Work required – Go through the listing and set it down exactly, leaving out its pictures.

++++++

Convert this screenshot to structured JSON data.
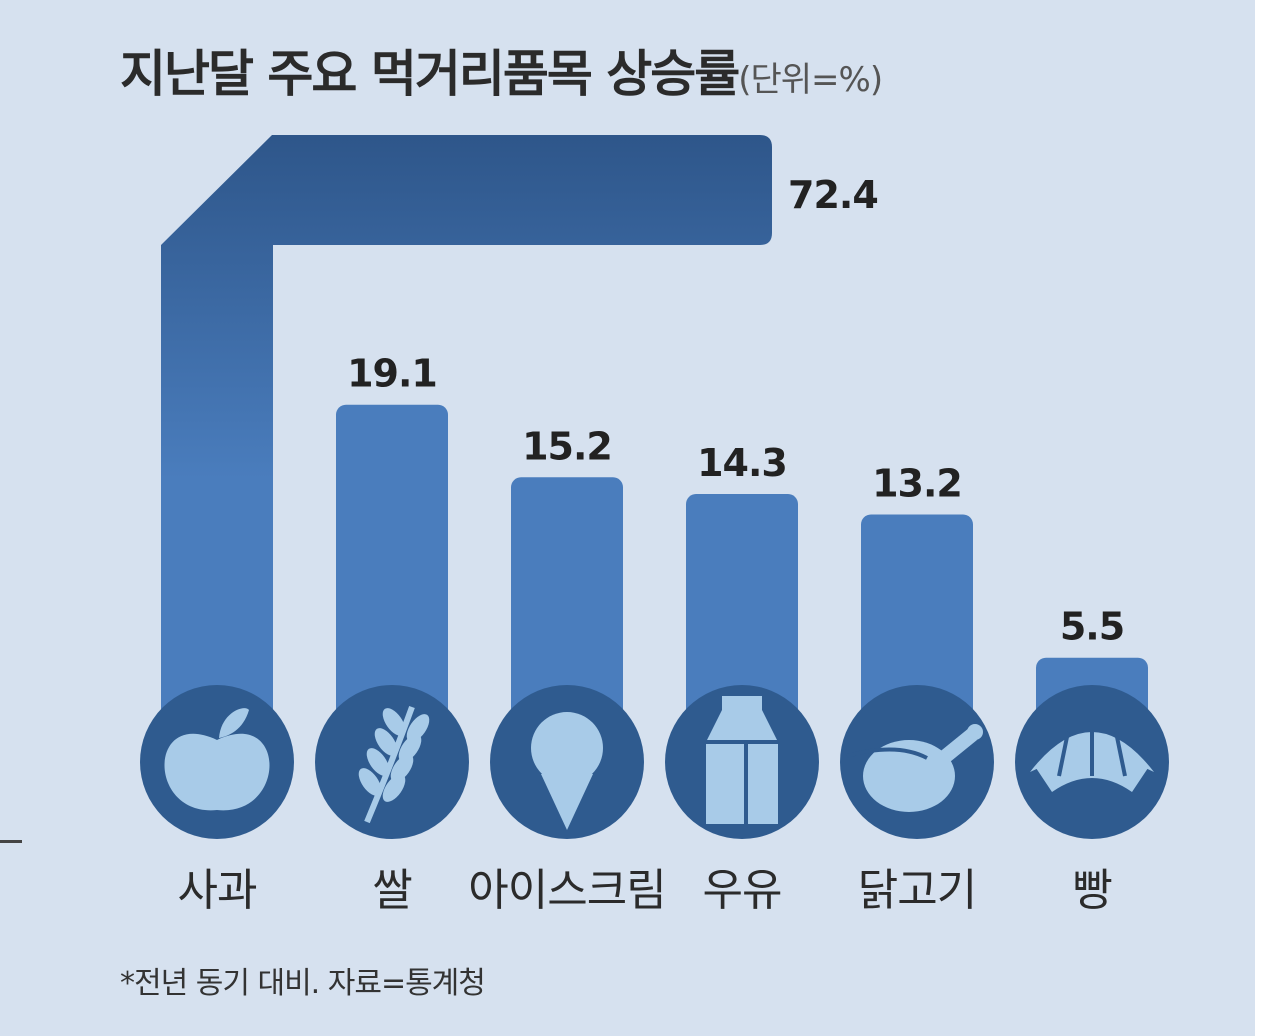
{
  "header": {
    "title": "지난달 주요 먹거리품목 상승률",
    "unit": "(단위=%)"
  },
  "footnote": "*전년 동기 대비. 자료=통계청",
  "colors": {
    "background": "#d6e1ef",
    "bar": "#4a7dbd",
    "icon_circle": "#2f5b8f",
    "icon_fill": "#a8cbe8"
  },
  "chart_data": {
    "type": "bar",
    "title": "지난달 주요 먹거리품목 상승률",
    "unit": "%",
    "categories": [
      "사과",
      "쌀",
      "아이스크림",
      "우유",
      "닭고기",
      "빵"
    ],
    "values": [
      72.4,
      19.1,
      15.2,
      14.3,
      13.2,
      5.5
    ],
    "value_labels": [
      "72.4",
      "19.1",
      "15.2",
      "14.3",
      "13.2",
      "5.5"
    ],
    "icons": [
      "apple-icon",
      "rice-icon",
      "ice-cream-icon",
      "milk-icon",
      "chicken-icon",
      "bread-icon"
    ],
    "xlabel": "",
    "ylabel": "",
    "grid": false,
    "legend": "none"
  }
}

++++++

Complete answer –
Convert this screenshot to structured JSON data.
{
  "header": {
    "title": "지난달 주요 먹거리품목 상승률",
    "unit": "(단위=%)"
  },
  "footnote": "*전년 동기 대비. 자료=통계청",
  "colors": {
    "background": "#d6e1ef",
    "bar": "#4a7dbd",
    "icon_circle": "#2f5b8f",
    "icon_fill": "#a8cbe8"
  },
  "chart_data": {
    "type": "bar",
    "title": "지난달 주요 먹거리품목 상승률",
    "unit": "%",
    "categories": [
      "사과",
      "쌀",
      "아이스크림",
      "우유",
      "닭고기",
      "빵"
    ],
    "values": [
      72.4,
      19.1,
      15.2,
      14.3,
      13.2,
      5.5
    ],
    "value_labels": [
      "72.4",
      "19.1",
      "15.2",
      "14.3",
      "13.2",
      "5.5"
    ],
    "icons": [
      "apple-icon",
      "rice-icon",
      "ice-cream-icon",
      "milk-icon",
      "chicken-icon",
      "bread-icon"
    ],
    "xlabel": "",
    "ylabel": "",
    "grid": false,
    "legend": "none"
  }
}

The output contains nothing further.